#### DATA

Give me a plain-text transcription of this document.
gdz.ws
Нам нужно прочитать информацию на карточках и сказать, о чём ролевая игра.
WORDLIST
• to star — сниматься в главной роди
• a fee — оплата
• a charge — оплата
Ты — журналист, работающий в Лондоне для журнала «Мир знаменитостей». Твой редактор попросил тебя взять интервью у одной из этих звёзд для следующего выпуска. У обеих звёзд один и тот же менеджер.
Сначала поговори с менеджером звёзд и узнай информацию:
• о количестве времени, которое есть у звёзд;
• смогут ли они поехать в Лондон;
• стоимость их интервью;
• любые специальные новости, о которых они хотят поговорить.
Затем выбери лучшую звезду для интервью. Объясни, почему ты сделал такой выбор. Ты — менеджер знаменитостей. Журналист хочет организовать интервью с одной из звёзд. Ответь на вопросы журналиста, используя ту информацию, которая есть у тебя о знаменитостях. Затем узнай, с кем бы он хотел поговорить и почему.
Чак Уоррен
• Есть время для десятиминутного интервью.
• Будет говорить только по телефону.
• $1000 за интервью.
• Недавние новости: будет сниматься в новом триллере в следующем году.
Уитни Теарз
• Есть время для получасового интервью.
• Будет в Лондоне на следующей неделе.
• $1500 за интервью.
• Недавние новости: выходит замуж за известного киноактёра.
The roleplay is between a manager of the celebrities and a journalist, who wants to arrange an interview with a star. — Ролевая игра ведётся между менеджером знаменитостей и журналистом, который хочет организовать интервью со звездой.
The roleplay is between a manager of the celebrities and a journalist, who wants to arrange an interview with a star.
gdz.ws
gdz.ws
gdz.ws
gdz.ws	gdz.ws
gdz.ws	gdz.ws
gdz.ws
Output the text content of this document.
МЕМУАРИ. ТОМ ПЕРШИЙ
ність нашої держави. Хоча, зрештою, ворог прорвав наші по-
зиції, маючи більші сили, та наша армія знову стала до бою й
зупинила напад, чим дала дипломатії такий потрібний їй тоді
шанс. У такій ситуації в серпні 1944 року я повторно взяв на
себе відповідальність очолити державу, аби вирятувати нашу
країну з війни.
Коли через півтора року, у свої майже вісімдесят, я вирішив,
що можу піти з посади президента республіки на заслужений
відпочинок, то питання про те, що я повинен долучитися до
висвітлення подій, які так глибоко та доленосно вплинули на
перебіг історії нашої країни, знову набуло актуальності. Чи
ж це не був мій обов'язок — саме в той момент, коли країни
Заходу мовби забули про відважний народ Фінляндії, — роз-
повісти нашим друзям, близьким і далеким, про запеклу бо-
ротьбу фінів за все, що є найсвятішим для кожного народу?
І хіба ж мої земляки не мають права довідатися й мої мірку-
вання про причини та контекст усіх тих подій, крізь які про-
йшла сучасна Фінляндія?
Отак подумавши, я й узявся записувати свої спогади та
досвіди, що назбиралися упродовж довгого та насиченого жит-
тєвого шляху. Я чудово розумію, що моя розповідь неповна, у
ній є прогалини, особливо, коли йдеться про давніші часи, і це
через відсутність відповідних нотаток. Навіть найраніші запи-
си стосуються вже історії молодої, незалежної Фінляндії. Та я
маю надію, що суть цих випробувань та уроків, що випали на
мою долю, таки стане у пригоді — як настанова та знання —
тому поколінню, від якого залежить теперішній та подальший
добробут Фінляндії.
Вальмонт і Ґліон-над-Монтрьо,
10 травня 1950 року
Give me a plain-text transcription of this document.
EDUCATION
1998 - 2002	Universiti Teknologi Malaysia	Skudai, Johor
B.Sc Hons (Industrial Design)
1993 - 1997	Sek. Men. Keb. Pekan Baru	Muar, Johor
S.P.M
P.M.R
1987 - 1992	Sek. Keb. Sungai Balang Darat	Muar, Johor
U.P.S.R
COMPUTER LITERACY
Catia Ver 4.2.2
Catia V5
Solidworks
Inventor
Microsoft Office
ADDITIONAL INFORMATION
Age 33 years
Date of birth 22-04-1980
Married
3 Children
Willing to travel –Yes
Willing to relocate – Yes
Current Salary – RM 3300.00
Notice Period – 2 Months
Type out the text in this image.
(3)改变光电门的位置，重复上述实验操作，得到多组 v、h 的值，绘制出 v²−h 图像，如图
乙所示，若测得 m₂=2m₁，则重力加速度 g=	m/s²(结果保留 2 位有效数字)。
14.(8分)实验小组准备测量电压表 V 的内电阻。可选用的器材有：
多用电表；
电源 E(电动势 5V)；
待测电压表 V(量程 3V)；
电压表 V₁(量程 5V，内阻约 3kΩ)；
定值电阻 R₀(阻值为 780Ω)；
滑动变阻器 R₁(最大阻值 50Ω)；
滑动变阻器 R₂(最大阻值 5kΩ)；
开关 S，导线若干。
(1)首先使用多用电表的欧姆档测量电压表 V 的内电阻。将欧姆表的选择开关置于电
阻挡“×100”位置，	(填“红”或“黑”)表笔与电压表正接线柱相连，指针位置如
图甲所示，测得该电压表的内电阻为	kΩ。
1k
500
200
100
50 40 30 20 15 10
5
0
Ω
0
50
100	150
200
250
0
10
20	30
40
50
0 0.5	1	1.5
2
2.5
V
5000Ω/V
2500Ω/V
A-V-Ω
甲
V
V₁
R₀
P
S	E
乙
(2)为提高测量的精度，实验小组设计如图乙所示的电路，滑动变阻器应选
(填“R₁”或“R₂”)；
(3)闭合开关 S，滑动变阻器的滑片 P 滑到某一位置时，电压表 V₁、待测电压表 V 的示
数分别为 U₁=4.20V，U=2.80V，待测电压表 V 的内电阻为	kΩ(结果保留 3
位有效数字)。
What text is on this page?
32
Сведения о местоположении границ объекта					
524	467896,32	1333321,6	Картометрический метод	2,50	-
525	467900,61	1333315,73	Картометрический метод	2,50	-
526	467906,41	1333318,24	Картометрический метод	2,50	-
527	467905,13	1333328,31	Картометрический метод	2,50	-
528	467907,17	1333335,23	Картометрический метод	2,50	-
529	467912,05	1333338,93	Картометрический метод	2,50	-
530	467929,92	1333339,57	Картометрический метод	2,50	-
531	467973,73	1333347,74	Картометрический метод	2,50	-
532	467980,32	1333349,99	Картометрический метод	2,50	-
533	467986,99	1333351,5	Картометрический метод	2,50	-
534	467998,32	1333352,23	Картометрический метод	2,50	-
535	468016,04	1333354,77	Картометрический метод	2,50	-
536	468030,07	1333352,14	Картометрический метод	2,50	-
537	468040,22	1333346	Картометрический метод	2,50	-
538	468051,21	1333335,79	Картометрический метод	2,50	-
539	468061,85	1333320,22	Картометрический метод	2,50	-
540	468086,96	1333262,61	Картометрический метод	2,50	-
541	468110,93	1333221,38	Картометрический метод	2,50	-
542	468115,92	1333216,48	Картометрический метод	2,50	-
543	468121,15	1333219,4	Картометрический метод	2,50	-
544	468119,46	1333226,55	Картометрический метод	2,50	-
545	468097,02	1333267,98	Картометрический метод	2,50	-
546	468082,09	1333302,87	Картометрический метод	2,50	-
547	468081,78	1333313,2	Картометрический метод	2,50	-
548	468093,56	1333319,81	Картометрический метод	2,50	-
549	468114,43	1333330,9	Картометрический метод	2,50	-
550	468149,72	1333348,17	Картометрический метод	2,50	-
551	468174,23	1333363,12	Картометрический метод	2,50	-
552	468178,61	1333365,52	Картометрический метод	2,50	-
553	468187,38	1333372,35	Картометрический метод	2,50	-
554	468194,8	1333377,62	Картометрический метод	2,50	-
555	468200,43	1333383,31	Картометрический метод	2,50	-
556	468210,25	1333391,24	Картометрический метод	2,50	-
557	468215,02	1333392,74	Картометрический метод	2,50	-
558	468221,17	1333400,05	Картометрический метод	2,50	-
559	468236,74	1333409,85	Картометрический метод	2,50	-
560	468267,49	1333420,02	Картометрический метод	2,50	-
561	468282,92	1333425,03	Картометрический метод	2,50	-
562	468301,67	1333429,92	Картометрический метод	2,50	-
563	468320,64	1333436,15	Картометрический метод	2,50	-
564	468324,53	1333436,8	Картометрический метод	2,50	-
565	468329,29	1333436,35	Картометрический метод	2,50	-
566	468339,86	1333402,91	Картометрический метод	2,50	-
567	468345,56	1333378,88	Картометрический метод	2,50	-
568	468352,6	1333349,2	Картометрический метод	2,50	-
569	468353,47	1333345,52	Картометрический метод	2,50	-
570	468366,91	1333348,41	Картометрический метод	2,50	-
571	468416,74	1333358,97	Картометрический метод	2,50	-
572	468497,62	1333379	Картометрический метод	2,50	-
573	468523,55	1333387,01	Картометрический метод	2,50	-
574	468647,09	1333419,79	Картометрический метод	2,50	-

########

### WHAT THIS TASK INVOLVES:
In the records above, how many lines include "待测电压表"? Give that number and nothing more.

### ANSWER FOR THIS EXERCISE:
3